_Aim of the exercise_.
Count the lines below that contain the word "Speeding" and give only the number.

Data tied to figure images
------------------------------------------------
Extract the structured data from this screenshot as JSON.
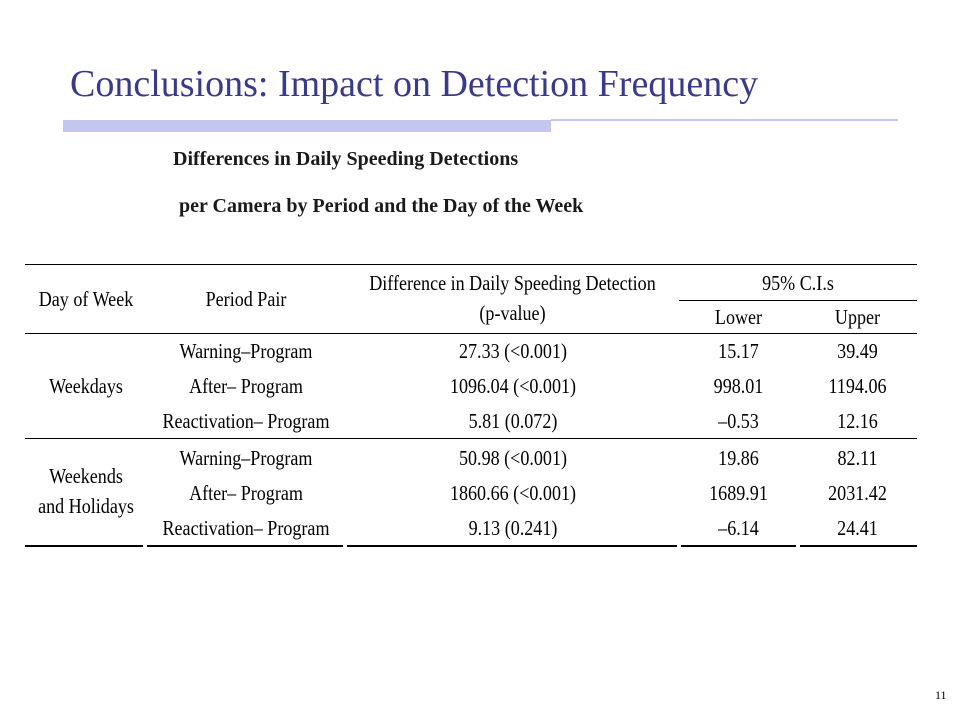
{
  "slide": {
    "title": "Conclusions: Impact on Detection Frequency",
    "subtitle_line1": "Differences in Daily Speeding Detections",
    "subtitle_line2": "per Camera by Period and the Day of the Week",
    "page_number": "11",
    "colors": {
      "title": "#3a3a8c",
      "accent_bar": "#c3c6ee"
    }
  },
  "table": {
    "headers": {
      "day_of_week": "Day of Week",
      "period_pair": "Period Pair",
      "difference_line1": "Difference in Daily Speeding Detection",
      "difference_line2": "(p-value)",
      "ci": "95% C.I.s",
      "lower": "Lower",
      "upper": "Upper"
    },
    "groups": [
      {
        "day_line1": "Weekdays",
        "day_line2": "",
        "rows": [
          {
            "pair": "Warning–Program",
            "difference": "27.33 (<0.001)",
            "lower": "15.17",
            "upper": "39.49"
          },
          {
            "pair": "After– Program",
            "difference": "1096.04 (<0.001)",
            "lower": "998.01",
            "upper": "1194.06"
          },
          {
            "pair": "Reactivation– Program",
            "difference": "5.81 (0.072)",
            "lower": "–0.53",
            "upper": "12.16"
          }
        ]
      },
      {
        "day_line1": "Weekends",
        "day_line2": "and Holidays",
        "rows": [
          {
            "pair": "Warning–Program",
            "difference": "50.98 (<0.001)",
            "lower": "19.86",
            "upper": "82.11"
          },
          {
            "pair": "After– Program",
            "difference": "1860.66 (<0.001)",
            "lower": "1689.91",
            "upper": "2031.42"
          },
          {
            "pair": "Reactivation– Program",
            "difference": "9.13 (0.241)",
            "lower": "–6.14",
            "upper": "24.41"
          }
        ]
      }
    ]
  }
}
------------------------------------------------
_Exercise result_.
2